Look below for the line containing "Parse this screenshot: output". Output it and each remaining line of the entries exactly, and nothing else.

====== Given information

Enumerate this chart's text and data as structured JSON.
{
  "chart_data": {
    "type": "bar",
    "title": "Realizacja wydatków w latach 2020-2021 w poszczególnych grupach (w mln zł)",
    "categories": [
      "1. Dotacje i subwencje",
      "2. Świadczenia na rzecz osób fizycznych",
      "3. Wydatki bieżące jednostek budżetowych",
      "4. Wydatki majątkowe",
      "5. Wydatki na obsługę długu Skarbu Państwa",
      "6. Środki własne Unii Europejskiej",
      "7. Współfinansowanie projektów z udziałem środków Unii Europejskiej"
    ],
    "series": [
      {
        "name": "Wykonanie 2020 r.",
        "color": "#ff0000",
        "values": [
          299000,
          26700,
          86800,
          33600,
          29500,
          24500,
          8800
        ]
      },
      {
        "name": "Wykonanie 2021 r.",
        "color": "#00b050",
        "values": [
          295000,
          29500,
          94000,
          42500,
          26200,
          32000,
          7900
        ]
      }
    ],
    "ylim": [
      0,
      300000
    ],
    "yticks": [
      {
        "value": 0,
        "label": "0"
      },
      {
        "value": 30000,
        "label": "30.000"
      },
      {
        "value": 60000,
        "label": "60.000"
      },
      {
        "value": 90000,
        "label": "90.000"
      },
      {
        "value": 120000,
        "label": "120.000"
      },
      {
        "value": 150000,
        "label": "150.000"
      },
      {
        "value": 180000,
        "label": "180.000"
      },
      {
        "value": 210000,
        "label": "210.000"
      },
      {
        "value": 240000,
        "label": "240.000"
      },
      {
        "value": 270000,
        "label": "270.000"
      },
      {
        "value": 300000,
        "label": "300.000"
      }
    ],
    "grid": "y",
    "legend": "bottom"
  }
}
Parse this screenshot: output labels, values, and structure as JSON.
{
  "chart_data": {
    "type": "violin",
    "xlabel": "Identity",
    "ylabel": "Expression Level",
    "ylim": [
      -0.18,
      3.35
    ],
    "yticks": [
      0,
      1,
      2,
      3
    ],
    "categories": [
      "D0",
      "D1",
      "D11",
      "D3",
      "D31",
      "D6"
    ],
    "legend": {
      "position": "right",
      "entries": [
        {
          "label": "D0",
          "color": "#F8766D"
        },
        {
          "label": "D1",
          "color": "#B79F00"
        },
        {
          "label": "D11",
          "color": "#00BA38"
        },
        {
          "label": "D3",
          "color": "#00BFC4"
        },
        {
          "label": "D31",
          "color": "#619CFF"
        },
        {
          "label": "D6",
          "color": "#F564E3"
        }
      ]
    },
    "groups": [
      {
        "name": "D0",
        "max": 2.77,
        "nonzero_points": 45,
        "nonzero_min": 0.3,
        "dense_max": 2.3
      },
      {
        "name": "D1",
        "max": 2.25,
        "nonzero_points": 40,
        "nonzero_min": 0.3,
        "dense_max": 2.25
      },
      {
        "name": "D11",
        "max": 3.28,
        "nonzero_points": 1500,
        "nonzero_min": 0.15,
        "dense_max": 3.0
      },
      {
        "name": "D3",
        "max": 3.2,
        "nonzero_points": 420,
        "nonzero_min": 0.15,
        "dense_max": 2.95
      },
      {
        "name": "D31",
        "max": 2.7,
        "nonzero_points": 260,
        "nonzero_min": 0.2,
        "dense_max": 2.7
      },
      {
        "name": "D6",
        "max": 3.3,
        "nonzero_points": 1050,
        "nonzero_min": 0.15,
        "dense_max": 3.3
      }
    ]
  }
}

============

* _Response below_
Parse this screenshot: output labels, values, and structure as JSON.
{
  "chart_data": {
    "type": "violin",
    "xlabel": "Identity",
    "ylabel": "Expression Level",
    "ylim": [
      -0.18,
      3.35
    ],
    "yticks": [
      0,
      1,
      2,
      3
    ],
    "categories": [
      "D0",
      "D1",
      "D11",
      "D3",
      "D31",
      "D6"
    ],
    "legend": {
      "position": "right",
      "entries": [
        {
          "label": "D0",
          "color": "#F8766D"
        },
        {
          "label": "D1",
          "color": "#B79F00"
        },
        {
          "label": "D11",
          "color": "#00BA38"
        },
        {
          "label": "D3",
          "color": "#00BFC4"
        },
        {
          "label": "D31",
          "color": "#619CFF"
        },
        {
          "label": "D6",
          "color": "#F564E3"
        }
      ]
    },
    "groups": [
      {
        "name": "D0",
        "max": 2.77,
        "nonzero_points": 45,
        "nonzero_min": 0.3,
        "dense_max": 2.3
      },
      {
        "name": "D1",
        "max": 2.25,
        "nonzero_points": 40,
        "nonzero_min": 0.3,
        "dense_max": 2.25
      },
      {
        "name": "D11",
        "max": 3.28,
        "nonzero_points": 1500,
        "nonzero_min": 0.15,
        "dense_max": 3.0
      },
      {
        "name": "D3",
        "max": 3.2,
        "nonzero_points": 420,
        "nonzero_min": 0.15,
        "dense_max": 2.95
      },
      {
        "name": "D31",
        "max": 2.7,
        "nonzero_points": 260,
        "nonzero_min": 0.2,
        "dense_max": 2.7
      },
      {
        "name": "D6",
        "max": 3.3,
        "nonzero_points": 1050,
        "nonzero_min": 0.15,
        "dense_max": 3.3
      }
    ]
  }
}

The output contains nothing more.